Set task →
From the records, pick out and copy each line containing "JSON".
# # # # # # #
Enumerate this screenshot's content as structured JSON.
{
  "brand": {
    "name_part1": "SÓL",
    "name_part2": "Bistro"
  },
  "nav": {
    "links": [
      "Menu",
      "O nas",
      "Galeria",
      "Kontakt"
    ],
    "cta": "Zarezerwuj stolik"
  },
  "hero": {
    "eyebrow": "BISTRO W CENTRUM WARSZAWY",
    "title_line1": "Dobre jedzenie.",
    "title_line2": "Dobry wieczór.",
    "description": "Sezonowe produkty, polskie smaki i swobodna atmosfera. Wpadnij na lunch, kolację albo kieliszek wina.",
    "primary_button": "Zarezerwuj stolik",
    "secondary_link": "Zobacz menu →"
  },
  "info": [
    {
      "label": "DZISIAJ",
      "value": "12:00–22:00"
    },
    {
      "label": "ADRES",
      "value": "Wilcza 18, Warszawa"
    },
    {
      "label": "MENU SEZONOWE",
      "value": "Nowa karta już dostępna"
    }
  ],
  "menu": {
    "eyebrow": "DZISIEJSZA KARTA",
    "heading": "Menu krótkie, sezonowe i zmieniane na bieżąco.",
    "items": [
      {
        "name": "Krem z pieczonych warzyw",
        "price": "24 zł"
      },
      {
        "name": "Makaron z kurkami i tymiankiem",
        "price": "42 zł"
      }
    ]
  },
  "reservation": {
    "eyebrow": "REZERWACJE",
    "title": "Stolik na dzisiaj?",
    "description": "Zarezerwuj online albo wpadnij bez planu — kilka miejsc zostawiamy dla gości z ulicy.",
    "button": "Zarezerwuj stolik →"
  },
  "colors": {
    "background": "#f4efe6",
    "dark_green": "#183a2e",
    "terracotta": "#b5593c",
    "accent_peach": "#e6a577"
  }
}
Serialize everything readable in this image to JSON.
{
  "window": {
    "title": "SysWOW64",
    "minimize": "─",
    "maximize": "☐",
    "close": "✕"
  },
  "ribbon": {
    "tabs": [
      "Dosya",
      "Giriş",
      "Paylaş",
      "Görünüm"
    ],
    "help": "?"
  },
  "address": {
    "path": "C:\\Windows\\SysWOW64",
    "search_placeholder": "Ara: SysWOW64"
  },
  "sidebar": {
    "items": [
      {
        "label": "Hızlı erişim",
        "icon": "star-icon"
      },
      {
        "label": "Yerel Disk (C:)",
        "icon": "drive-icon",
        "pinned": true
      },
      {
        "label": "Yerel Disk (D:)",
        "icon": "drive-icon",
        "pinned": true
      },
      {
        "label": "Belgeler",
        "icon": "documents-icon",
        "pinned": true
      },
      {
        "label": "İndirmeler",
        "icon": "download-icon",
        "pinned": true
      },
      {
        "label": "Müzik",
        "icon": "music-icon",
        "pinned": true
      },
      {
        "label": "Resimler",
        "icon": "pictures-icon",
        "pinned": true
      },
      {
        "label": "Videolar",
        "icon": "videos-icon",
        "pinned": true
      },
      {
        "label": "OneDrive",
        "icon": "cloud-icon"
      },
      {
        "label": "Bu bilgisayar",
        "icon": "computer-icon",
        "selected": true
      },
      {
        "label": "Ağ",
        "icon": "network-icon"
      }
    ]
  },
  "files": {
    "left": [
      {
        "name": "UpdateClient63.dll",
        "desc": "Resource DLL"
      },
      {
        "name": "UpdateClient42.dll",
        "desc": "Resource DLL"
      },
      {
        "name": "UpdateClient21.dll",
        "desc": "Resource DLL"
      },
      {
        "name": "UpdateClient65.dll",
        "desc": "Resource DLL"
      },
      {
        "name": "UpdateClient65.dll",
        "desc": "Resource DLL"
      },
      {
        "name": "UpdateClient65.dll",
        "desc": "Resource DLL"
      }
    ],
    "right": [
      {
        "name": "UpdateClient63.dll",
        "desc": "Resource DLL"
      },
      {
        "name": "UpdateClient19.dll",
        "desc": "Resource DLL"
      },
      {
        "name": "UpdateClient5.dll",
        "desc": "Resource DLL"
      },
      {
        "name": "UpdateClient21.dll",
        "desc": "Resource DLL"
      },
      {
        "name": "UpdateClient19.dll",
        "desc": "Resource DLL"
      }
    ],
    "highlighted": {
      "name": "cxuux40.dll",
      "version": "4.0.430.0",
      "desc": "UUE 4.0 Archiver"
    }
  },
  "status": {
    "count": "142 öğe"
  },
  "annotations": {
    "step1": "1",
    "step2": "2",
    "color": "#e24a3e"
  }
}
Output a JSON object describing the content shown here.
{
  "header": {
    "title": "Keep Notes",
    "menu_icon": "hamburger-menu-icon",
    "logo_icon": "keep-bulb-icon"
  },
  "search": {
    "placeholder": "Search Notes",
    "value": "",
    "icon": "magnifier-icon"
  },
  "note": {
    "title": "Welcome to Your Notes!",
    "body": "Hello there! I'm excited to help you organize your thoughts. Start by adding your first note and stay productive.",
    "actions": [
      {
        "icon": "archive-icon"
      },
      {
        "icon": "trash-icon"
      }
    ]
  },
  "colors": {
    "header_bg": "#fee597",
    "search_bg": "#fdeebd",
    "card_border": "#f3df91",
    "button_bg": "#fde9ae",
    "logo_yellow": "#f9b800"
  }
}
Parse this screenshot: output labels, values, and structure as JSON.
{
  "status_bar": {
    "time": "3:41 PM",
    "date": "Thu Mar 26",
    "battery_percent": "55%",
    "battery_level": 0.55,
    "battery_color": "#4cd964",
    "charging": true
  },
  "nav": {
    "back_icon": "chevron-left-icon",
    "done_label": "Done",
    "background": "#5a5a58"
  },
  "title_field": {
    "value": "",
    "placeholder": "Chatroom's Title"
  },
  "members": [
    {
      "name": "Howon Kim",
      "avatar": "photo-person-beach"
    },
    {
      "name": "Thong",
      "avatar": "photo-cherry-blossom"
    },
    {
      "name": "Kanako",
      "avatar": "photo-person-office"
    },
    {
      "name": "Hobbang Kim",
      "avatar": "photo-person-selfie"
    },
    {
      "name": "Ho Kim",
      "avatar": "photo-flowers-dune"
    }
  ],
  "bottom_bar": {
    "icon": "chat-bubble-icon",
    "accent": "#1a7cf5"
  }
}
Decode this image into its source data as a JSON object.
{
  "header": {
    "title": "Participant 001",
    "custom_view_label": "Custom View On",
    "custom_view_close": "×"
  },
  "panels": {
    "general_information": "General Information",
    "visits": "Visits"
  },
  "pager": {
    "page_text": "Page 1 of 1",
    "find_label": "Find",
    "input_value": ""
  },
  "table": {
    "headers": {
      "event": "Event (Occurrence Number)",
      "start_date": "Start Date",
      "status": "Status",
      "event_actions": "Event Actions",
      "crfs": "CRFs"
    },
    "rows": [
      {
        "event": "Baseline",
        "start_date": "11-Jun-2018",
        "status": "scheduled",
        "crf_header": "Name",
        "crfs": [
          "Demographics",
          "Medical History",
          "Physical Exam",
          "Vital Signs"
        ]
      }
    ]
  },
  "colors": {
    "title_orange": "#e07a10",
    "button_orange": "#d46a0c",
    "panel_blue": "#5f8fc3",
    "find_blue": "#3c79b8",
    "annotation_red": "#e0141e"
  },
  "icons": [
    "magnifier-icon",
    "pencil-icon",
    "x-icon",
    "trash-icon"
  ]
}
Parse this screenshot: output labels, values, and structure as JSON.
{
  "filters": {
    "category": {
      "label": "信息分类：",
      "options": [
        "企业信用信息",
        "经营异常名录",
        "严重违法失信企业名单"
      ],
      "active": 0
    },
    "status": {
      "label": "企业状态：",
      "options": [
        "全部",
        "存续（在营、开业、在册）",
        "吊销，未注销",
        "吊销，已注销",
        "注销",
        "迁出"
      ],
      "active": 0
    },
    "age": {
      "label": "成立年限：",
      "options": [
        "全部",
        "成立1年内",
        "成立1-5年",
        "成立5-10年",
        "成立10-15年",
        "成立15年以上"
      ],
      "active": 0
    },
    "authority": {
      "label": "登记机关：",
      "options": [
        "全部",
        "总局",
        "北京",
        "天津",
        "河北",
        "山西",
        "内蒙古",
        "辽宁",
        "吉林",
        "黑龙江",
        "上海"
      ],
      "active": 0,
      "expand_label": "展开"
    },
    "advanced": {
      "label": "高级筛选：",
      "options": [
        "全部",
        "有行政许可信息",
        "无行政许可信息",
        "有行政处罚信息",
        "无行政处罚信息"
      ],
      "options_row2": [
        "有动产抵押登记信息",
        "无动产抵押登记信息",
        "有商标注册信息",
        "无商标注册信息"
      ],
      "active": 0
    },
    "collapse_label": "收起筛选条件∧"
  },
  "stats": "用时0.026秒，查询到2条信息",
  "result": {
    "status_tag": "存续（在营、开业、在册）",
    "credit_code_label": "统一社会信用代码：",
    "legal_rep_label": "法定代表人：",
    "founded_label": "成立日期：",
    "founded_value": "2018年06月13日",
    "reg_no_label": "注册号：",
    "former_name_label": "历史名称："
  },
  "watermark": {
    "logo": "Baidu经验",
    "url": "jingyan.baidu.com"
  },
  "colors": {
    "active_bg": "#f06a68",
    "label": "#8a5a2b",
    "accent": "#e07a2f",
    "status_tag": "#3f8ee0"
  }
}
# # # # # # #
Result →
Enumerate this screenshot's content as structured JSON.
Serialize everything readable in this image to JSON.
Output a JSON object describing the content shown here.
Parse this screenshot: output labels, values, and structure as JSON.
Decode this image into its source data as a JSON object.
Parse this screenshot: output labels, values, and structure as JSON.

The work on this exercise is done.